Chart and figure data
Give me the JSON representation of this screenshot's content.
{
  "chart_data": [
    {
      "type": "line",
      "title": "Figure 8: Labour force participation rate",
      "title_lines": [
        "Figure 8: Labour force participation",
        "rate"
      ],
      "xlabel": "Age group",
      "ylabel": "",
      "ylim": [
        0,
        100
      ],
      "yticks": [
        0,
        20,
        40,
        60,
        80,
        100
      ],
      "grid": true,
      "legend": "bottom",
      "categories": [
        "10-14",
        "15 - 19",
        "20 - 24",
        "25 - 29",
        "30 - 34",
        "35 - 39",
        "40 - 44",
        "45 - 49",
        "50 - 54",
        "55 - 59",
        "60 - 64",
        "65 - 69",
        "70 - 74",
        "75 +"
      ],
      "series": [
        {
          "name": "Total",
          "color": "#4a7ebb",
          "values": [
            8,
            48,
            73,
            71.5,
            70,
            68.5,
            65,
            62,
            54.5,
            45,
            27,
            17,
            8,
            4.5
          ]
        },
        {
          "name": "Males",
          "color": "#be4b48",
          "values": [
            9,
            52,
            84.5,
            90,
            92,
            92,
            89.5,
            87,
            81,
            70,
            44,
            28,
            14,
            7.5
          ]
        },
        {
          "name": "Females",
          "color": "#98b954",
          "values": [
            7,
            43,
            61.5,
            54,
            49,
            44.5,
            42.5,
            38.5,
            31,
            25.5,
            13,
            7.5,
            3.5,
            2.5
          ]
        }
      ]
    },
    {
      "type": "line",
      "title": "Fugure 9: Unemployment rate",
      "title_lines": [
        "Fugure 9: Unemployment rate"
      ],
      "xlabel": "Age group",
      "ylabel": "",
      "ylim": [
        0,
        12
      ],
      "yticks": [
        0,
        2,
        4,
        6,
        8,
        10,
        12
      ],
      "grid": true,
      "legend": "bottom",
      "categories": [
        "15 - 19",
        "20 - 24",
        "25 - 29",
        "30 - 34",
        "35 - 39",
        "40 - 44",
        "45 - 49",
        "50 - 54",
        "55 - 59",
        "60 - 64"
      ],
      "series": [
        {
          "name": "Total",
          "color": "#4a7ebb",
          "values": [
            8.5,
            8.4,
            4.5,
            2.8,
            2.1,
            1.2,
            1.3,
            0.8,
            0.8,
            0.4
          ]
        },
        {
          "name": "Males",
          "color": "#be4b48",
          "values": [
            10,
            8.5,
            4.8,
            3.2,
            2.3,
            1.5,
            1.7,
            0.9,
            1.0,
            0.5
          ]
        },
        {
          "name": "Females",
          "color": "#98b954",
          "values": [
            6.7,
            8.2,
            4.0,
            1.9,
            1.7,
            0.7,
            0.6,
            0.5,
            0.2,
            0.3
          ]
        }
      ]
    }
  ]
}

## Aim
Copy out all of the lines above exactly.

## Final result
Give me the JSON representation of this screenshot's content.
{
  "chart_data": [
    {
      "type": "line",
      "title": "Figure 8: Labour force participation rate",
      "title_lines": [
        "Figure 8: Labour force participation",
        "rate"
      ],
      "xlabel": "Age group",
      "ylabel": "",
      "ylim": [
        0,
        100
      ],
      "yticks": [
        0,
        20,
        40,
        60,
        80,
        100
      ],
      "grid": true,
      "legend": "bottom",
      "categories": [
        "10-14",
        "15 - 19",
        "20 - 24",
        "25 - 29",
        "30 - 34",
        "35 - 39",
        "40 - 44",
        "45 - 49",
        "50 - 54",
        "55 - 59",
        "60 - 64",
        "65 - 69",
        "70 - 74",
        "75 +"
      ],
      "series": [
        {
          "name": "Total",
          "color": "#4a7ebb",
          "values": [
            8,
            48,
            73,
            71.5,
            70,
            68.5,
            65,
            62,
            54.5,
            45,
            27,
            17,
            8,
            4.5
          ]
        },
        {
          "name": "Males",
          "color": "#be4b48",
          "values": [
            9,
            52,
            84.5,
            90,
            92,
            92,
            89.5,
            87,
            81,
            70,
            44,
            28,
            14,
            7.5
          ]
        },
        {
          "name": "Females",
          "color": "#98b954",
          "values": [
            7,
            43,
            61.5,
            54,
            49,
            44.5,
            42.5,
            38.5,
            31,
            25.5,
            13,
            7.5,
            3.5,
            2.5
          ]
        }
      ]
    },
    {
      "type": "line",
      "title": "Fugure 9: Unemployment rate",
      "title_lines": [
        "Fugure 9: Unemployment rate"
      ],
      "xlabel": "Age group",
      "ylabel": "",
      "ylim": [
        0,
        12
      ],
      "yticks": [
        0,
        2,
        4,
        6,
        8,
        10,
        12
      ],
      "grid": true,
      "legend": "bottom",
      "categories": [
        "15 - 19",
        "20 - 24",
        "25 - 29",
        "30 - 34",
        "35 - 39",
        "40 - 44",
        "45 - 49",
        "50 - 54",
        "55 - 59",
        "60 - 64"
      ],
      "series": [
        {
          "name": "Total",
          "color": "#4a7ebb",
          "values": [
            8.5,
            8.4,
            4.5,
            2.8,
            2.1,
            1.2,
            1.3,
            0.8,
            0.8,
            0.4
          ]
        },
        {
          "name": "Males",
          "color": "#be4b48",
          "values": [
            10,
            8.5,
            4.8,
            3.2,
            2.3,
            1.5,
            1.7,
            0.9,
            1.0,
            0.5
          ]
        },
        {
          "name": "Females",
          "color": "#98b954",
          "values": [
            6.7,
            8.2,
            4.0,
            1.9,
            1.7,
            0.7,
            0.6,
            0.5,
            0.2,
            0.3
          ]
        }
      ]
    }
  ]
}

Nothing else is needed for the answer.